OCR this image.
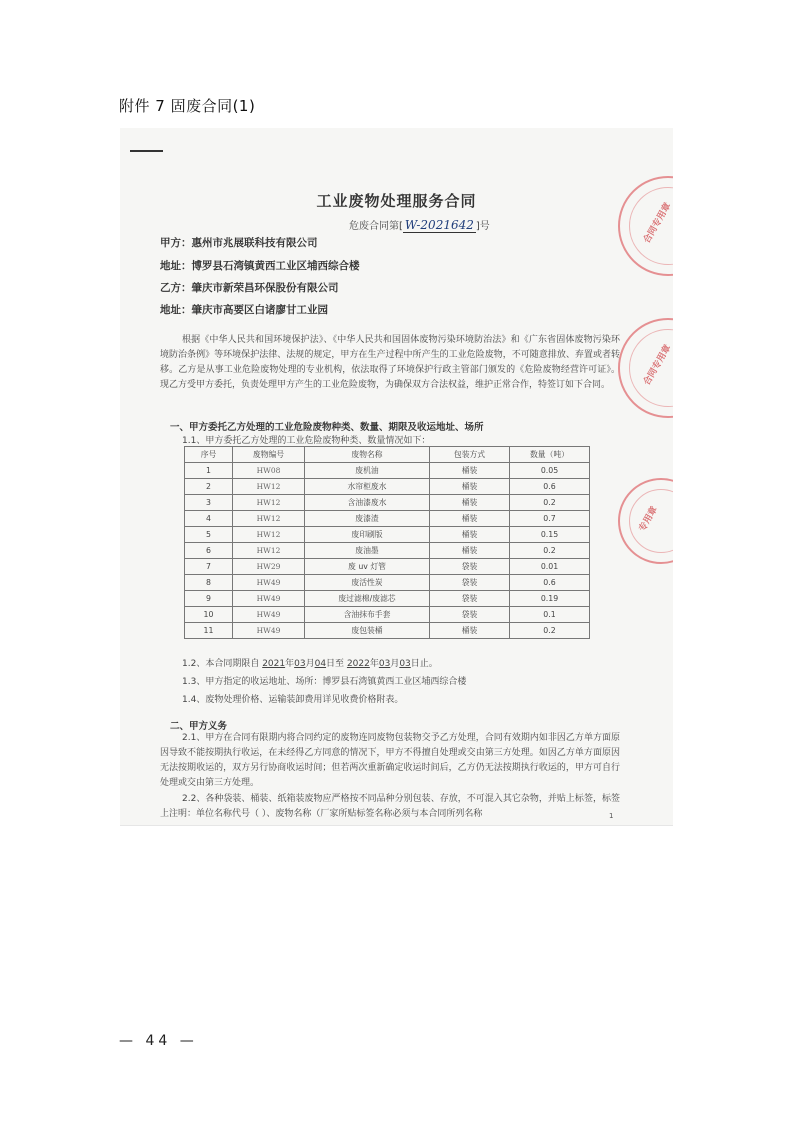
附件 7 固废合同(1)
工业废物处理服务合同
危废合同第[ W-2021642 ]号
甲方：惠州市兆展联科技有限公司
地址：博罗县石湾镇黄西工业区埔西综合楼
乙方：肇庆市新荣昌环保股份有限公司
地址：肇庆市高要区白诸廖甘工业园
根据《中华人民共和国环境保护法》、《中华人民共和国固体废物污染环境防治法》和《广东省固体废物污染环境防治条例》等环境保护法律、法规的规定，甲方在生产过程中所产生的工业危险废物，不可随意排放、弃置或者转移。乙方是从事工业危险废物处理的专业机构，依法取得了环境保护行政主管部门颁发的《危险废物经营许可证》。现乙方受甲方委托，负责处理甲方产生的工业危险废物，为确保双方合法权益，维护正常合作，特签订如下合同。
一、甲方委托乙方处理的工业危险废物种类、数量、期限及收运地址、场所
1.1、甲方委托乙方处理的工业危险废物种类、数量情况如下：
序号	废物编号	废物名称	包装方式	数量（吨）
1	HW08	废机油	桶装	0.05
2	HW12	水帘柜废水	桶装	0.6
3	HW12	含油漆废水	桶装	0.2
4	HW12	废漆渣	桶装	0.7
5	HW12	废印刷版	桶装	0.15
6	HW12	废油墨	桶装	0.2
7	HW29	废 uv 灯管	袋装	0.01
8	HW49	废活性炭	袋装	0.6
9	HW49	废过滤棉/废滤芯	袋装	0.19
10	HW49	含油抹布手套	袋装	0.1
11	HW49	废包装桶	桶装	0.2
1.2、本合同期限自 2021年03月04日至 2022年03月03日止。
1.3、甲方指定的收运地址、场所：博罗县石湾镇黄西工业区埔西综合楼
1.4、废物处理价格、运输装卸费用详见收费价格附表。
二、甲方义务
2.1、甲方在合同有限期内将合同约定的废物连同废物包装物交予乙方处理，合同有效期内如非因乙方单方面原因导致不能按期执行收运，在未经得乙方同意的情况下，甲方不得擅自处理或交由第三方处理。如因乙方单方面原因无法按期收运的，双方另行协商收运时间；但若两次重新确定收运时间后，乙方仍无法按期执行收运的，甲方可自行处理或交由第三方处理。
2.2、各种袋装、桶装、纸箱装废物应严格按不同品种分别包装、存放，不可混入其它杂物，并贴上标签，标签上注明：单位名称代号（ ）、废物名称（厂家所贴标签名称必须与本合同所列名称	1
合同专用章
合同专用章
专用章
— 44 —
□ □ □ □ □
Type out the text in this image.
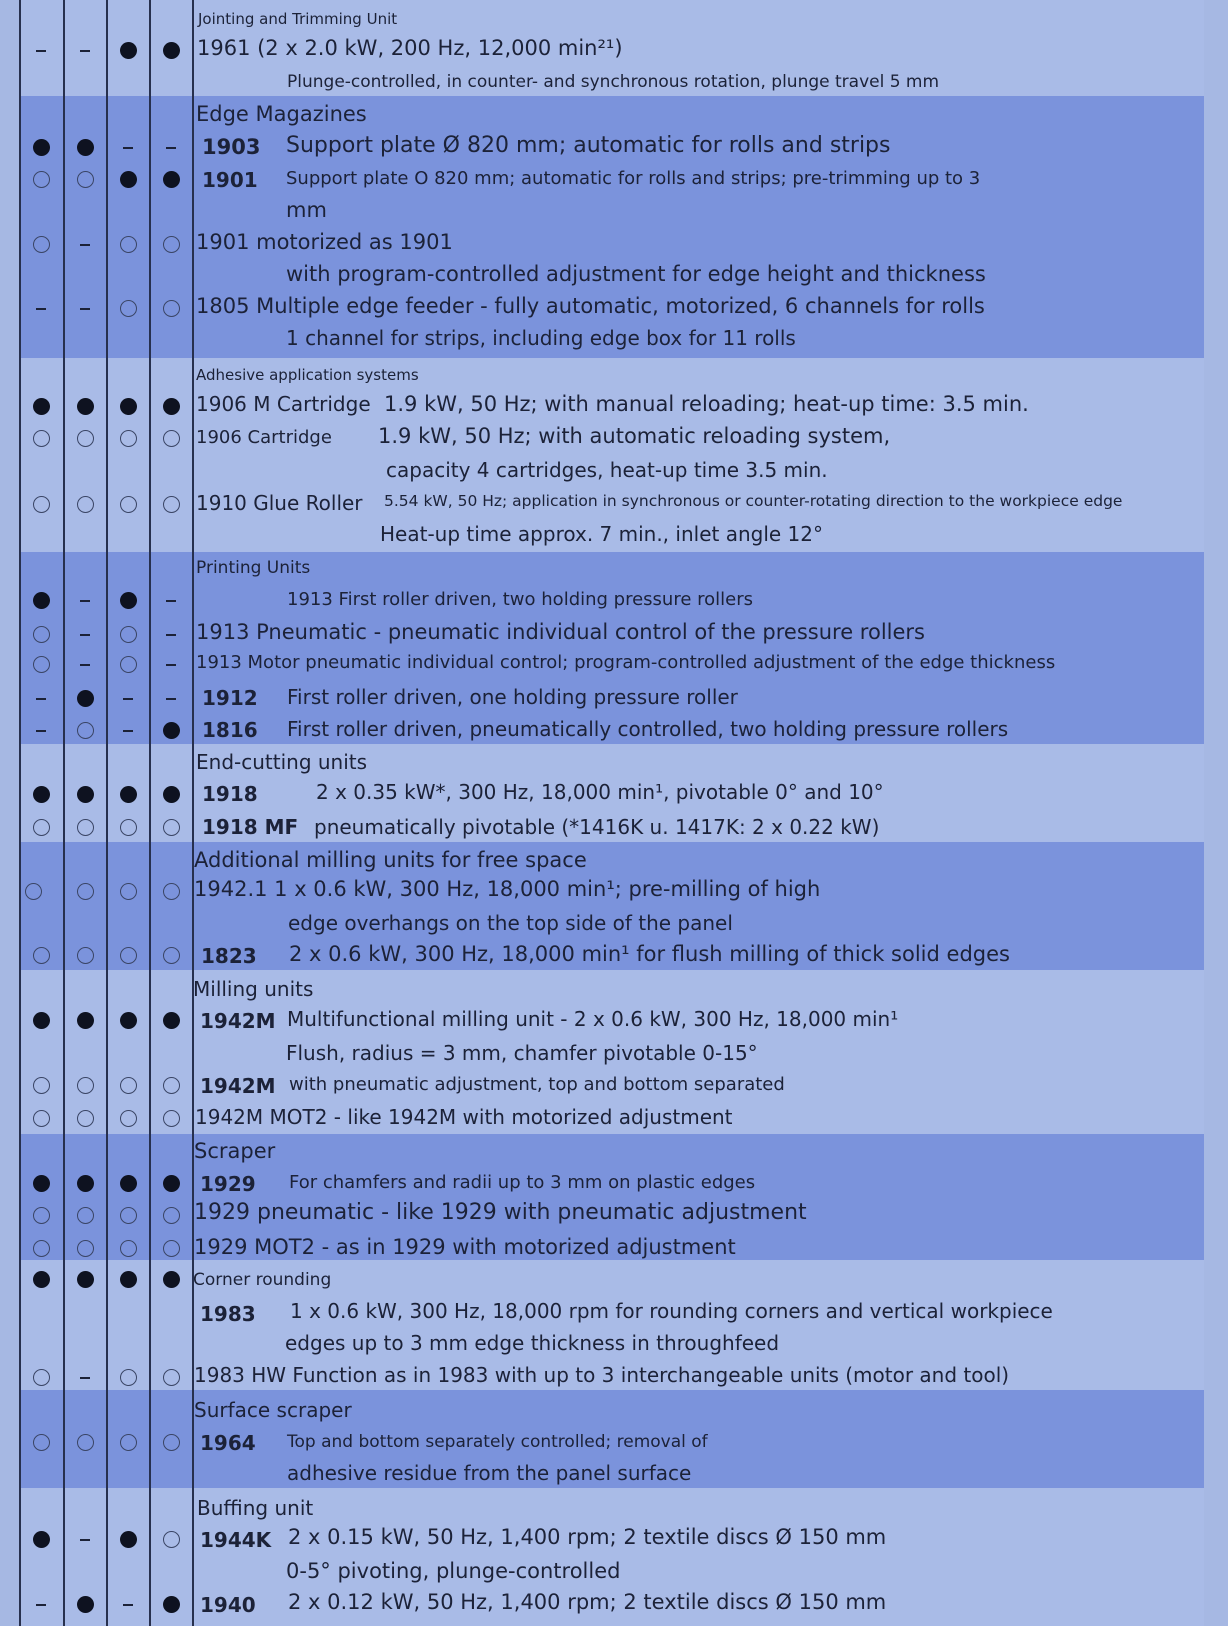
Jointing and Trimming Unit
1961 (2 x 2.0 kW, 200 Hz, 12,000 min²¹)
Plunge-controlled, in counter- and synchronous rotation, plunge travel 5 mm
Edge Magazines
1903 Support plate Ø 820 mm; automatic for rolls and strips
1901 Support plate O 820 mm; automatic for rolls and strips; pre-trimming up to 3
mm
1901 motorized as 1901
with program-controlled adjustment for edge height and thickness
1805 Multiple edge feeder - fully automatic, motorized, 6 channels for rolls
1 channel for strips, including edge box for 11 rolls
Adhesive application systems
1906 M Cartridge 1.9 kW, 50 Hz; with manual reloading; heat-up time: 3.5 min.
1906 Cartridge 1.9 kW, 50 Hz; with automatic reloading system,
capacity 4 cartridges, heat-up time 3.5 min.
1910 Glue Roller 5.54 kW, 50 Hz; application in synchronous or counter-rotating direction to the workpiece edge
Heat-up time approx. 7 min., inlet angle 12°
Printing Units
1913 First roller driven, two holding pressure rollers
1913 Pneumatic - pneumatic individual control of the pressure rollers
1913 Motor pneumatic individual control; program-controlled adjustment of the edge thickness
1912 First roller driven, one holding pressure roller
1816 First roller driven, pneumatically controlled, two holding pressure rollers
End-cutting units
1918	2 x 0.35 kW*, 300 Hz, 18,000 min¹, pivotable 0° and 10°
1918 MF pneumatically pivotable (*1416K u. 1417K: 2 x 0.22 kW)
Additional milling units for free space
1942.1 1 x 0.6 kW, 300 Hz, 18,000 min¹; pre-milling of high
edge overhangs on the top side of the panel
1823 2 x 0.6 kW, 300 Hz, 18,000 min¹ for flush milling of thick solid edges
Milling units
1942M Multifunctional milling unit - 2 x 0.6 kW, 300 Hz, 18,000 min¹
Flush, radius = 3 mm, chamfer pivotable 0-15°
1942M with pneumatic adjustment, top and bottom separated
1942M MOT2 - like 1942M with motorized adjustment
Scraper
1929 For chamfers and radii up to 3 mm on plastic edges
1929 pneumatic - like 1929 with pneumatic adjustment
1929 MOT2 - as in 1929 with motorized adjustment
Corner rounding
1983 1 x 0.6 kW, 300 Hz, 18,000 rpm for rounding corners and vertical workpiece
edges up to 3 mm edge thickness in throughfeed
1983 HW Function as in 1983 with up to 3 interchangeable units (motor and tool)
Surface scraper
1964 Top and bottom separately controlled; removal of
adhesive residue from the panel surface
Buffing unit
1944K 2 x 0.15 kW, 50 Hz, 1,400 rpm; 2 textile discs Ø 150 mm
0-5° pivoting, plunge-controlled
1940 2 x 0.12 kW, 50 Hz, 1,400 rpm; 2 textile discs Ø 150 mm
□ □ □ □ □
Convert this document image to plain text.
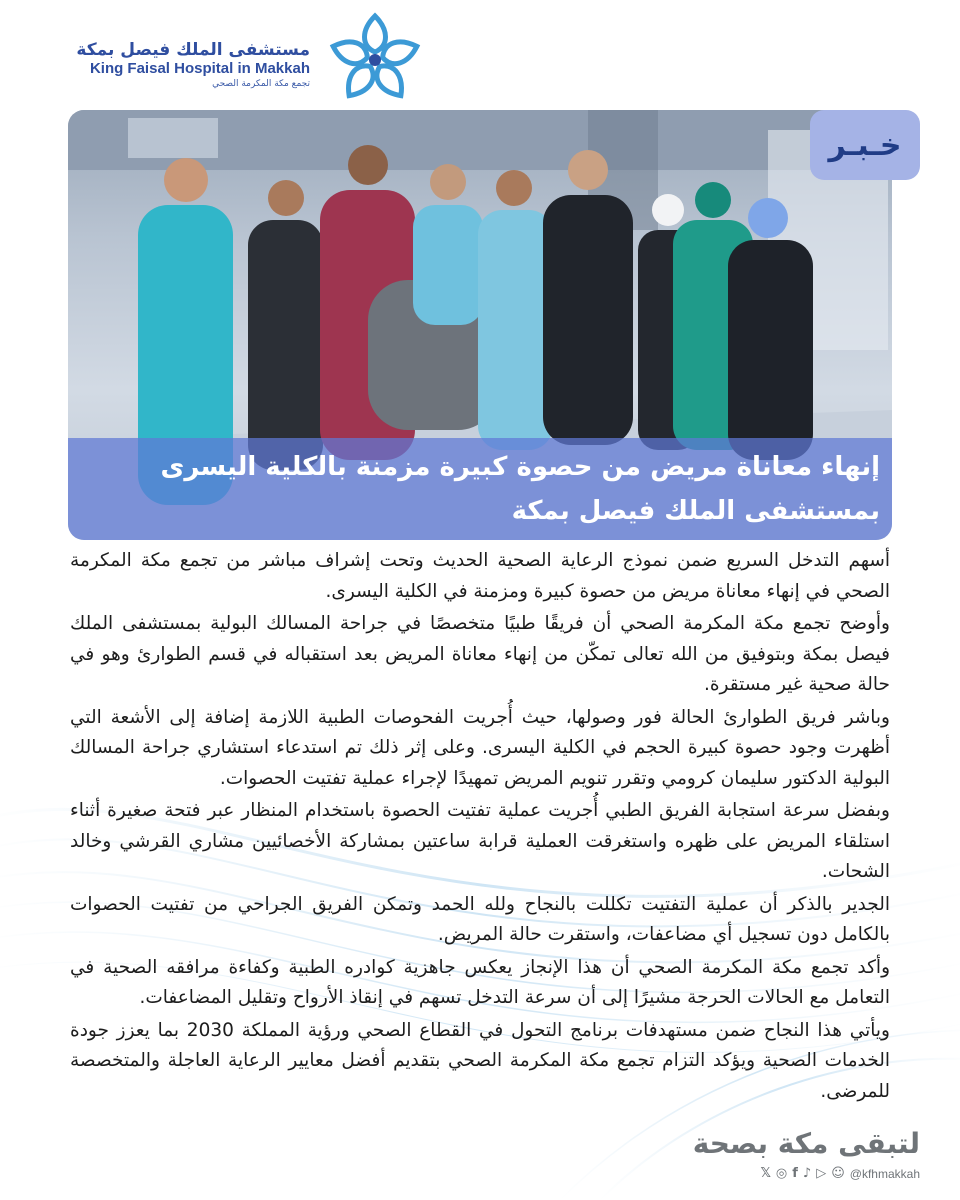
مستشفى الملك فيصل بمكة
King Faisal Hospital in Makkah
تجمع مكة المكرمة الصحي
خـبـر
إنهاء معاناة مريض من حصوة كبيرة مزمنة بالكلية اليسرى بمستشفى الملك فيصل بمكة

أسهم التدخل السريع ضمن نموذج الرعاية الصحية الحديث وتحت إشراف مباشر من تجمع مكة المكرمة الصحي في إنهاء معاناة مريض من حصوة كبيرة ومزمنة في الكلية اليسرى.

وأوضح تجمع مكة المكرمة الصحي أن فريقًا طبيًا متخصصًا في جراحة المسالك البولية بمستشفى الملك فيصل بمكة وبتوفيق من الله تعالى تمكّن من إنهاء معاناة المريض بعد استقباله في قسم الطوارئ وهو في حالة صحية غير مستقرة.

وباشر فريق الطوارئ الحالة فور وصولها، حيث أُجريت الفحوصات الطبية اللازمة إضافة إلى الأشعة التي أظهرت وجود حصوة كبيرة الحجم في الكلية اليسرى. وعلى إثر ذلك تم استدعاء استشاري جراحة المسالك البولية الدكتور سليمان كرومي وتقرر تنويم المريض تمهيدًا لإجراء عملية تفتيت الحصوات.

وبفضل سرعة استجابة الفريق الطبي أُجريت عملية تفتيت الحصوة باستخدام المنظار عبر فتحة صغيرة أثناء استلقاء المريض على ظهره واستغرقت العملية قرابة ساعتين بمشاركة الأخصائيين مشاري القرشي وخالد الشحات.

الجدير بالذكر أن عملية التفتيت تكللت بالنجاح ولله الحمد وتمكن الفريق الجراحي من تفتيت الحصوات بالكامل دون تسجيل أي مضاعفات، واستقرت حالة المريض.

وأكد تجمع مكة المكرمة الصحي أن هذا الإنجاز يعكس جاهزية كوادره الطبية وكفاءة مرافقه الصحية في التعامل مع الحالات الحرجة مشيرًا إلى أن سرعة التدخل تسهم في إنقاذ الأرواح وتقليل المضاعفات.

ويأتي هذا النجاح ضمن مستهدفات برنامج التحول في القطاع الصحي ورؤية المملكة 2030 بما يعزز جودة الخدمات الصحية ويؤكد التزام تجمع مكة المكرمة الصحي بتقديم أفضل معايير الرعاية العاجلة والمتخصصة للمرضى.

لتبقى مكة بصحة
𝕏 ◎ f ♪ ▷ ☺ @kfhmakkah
□ □ □ □ □
• **OBJECTIVE**
Using the entries above, return each line that includes the word "min¹".

• **TASK RESULT**
1918	2 x 0.35 kW*, 300 Hz, 18,000 min¹, pivotable 0° and 10°
1942.1 1 x 0.6 kW, 300 Hz, 18,000 min¹; pre-milling of high
1823 2 x 0.6 kW, 300 Hz, 18,000 min¹ for flush milling of thick solid edges
1942M Multifunctional milling unit - 2 x 0.6 kW, 300 Hz, 18,000 min¹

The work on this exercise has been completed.